— The request —
Each line holding the word "this" counts once; give the total and nothing more.

[Saved entries]
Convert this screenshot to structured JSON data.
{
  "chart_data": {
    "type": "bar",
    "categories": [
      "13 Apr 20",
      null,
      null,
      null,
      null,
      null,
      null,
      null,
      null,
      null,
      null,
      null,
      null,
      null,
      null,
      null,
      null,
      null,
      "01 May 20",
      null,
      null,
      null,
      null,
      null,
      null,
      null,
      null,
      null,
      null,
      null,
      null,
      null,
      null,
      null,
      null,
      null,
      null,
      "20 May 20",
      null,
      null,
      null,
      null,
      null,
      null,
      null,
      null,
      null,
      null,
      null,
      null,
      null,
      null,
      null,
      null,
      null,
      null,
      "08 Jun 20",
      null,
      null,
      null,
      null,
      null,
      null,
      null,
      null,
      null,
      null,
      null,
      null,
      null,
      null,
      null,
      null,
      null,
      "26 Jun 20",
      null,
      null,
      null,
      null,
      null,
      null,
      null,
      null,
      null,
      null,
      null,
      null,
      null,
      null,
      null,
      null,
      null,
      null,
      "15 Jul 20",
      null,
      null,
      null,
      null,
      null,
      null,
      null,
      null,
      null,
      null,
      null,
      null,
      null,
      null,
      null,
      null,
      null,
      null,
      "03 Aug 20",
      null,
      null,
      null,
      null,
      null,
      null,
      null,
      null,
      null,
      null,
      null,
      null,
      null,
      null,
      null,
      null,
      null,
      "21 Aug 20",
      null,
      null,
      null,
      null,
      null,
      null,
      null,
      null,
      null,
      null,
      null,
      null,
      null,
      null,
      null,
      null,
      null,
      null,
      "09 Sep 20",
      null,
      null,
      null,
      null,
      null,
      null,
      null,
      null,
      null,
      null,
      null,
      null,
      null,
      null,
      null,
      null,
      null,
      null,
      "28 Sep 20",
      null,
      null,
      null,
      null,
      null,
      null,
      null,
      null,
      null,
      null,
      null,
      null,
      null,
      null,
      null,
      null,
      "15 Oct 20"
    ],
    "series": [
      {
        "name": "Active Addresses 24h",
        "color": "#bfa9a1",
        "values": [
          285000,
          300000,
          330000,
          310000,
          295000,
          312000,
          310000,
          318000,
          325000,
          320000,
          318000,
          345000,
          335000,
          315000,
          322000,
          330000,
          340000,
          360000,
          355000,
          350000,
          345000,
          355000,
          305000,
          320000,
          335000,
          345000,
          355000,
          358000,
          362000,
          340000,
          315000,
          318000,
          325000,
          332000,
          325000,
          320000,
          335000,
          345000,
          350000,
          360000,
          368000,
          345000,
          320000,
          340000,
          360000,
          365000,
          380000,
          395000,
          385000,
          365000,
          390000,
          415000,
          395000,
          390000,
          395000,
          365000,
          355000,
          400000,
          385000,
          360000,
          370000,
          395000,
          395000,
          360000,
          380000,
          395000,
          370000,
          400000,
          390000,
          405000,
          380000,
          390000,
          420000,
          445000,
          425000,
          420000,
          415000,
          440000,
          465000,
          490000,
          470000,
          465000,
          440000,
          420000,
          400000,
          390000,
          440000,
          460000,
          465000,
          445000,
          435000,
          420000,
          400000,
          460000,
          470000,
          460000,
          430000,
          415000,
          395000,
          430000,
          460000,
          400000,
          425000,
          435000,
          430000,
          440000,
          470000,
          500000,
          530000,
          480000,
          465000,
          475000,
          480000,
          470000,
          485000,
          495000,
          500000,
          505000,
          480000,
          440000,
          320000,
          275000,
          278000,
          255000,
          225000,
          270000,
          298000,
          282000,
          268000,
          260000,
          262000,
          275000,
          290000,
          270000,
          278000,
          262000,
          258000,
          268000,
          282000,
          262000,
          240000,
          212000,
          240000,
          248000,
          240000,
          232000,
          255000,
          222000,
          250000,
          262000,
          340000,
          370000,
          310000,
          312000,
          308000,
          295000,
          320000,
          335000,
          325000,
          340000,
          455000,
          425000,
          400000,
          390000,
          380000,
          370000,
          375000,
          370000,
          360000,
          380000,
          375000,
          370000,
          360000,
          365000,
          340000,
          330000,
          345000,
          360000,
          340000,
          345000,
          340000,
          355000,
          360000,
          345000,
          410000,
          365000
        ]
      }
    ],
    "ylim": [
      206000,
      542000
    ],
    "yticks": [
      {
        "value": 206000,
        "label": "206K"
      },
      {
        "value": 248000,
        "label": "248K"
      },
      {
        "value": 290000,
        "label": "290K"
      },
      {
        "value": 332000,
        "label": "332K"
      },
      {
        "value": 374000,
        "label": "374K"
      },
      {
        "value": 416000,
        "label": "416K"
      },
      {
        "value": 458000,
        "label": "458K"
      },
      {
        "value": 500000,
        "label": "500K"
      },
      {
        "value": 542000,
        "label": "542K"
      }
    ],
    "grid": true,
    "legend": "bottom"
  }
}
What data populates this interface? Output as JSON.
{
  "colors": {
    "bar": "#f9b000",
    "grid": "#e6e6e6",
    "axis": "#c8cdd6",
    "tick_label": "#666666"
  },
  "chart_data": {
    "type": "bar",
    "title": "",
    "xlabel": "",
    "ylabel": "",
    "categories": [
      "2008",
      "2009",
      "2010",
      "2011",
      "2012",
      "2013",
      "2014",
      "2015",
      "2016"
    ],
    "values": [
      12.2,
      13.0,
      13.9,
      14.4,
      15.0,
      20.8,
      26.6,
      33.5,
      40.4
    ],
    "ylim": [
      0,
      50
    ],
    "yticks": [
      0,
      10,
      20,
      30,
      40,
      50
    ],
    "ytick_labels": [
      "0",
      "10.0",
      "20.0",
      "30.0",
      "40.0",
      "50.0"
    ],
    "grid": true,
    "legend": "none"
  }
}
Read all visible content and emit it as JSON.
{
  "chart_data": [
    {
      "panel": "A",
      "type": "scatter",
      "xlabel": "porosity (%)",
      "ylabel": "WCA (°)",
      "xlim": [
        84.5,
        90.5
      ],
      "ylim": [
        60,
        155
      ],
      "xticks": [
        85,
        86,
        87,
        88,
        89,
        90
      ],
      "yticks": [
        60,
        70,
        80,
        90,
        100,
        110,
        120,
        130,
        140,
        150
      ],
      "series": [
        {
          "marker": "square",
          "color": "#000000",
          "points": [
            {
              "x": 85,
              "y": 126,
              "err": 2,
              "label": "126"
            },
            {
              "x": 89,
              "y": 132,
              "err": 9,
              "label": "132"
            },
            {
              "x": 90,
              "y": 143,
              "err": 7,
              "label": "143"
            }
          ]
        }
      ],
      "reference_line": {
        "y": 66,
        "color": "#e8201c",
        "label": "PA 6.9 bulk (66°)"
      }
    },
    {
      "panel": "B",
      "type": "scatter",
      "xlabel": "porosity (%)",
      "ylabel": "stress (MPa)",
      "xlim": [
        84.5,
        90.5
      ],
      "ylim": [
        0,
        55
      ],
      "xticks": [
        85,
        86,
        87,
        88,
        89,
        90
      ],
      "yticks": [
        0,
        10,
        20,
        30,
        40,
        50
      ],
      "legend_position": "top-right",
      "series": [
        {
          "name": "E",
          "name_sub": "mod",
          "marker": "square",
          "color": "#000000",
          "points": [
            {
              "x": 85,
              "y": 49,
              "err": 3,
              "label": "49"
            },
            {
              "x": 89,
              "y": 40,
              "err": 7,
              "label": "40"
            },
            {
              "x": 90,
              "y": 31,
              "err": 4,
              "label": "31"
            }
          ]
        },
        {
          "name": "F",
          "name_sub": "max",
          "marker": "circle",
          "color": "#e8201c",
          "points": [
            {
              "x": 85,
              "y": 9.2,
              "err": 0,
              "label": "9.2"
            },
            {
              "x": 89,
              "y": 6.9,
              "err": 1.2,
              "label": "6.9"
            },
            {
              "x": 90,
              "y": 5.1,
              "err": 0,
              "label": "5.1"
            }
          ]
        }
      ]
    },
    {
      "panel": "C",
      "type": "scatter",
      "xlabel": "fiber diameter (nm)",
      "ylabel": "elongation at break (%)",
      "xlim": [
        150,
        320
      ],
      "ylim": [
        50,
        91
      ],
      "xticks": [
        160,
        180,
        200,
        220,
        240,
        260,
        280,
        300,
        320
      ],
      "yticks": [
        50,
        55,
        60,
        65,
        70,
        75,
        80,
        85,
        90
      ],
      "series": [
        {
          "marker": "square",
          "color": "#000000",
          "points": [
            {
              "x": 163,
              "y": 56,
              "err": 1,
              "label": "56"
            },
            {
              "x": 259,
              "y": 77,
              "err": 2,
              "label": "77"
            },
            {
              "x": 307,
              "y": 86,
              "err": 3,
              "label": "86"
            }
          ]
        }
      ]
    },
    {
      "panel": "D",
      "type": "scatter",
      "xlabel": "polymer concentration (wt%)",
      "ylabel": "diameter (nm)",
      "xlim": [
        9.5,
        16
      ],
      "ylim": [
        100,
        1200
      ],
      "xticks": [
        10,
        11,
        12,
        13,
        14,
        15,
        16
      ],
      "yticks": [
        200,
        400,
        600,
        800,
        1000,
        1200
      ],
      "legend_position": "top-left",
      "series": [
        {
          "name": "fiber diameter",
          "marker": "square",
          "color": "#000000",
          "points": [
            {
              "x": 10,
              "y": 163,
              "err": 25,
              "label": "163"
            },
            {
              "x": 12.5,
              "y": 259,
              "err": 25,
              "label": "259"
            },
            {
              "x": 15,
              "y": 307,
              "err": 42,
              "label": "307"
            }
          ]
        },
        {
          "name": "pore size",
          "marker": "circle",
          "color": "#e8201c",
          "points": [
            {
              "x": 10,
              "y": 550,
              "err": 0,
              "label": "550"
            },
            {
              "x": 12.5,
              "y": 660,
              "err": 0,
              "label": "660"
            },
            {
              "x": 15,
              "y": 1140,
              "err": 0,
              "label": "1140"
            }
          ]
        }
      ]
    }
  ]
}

— The result —
2